I have been taking a long hard look at my life lately. And my relationship with God. And I felt I needed to write this to you all. Those of you who are on the journey that we all seem to take at one point or another in our life.
The spiritual journey. The wanting of more meaning in your life. The needing to live a life filled with purpose and not just existing.
Does that sound like you?
I remember when I first “woke up” to the fact that I was just existing in life. I wasn’t truly living. I was just working to pay the bills. And existing. And living that life on repeat year after year after year.
Then something started to wake up inside of me- that yearning for MORE.
I think we all have a yearning for a more purposeful life.
My Spiritual Awakening
When I first started on this journey was back in 2012. I have noticed so many other spiritual people online have also woken up in the same year.
This is my journey. And this is my story. So here goes.
Back in 2012 I was living in a run-down trailer with my then bf. I was working. I was existing. But I wanted more. I needed more to fill me spiritually.
I had always been a believer in Christ. From an early age, I was raised in the church. I had experienced miracles in my life.
Even though I considered myself a Christian, I hadn’t read the Bible all the way thru. So I made a goal of reading the whole Bible in 1 year.
The more I read & studied the Bible the more it touched something inside of me. My heart opened up.
I Had A Vision or Was It Just A Dream? You Decide
At the time, I had been reading/studying the Bible and watching anything I could about Jesus. I subscribed to Pure Flix. And loved to watch anything about the End Times.
Because in the Bible Jesus promises to come back.
One evening I was laying in my bed watching Revelation Road. And I happened to fall asleep while watching it. I think I was asleep.
But this is what happened:
I felt my Spirit descend back into my body and I woke up screaming “Jesus, Jesus!” And had tears pouring down my face. My heart was beating so fast I seriously thought it was going to make me have a heart attack. The hairs on my arms were standing on end.

_Exercise 1_.
From the post about a spiritual awakening, list the physical reactions the writer describes upon waking up.
_Exercise 2_.
Quote word for word the stretch of the post about a spiritual awakening that opens with the words containing "I remember when" and closes with "the same year.".

_Recorded information_.
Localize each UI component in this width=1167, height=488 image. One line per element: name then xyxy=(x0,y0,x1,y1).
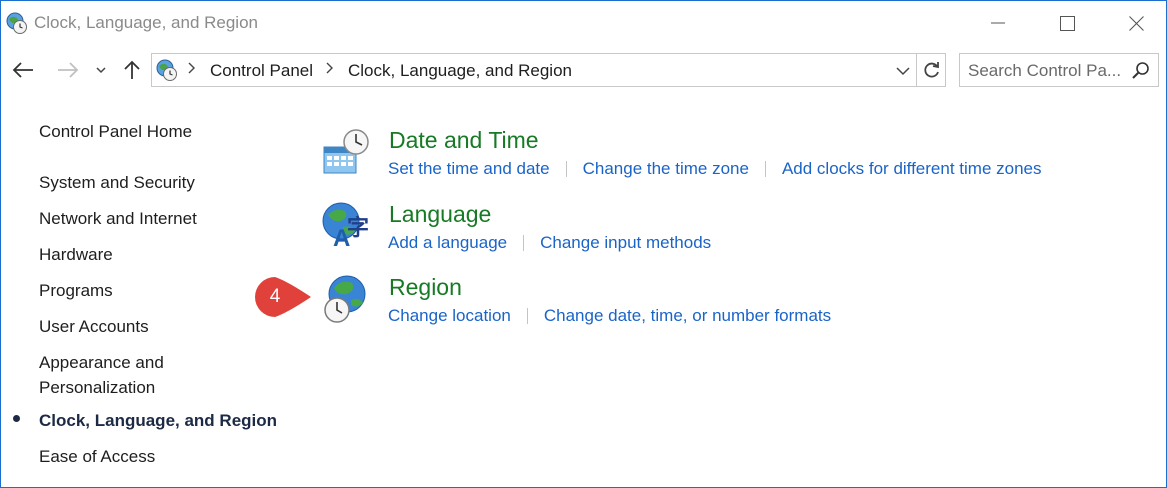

_Task answer 1_.
- Screaming "Jesus, Jesus!"
- Tears pouring down the face
- A heart beating so fast the writer feared a heart attack
- The hairs on the arms standing on end

_Task answer 2_.
I remember when I first “woke up” to the fact that I was just existing in life. I wasn’t truly living. I was just working to pay the bills. And existing. And living that life on repeat year after year after year.
Then something started to wake up inside of me- that yearning for MORE.
I think we all have a yearning for a more purposeful life.
My Spiritual Awakening
When I first started on this journey was back in 2012. I have noticed so many other spiritual people online have also woken up in the same year.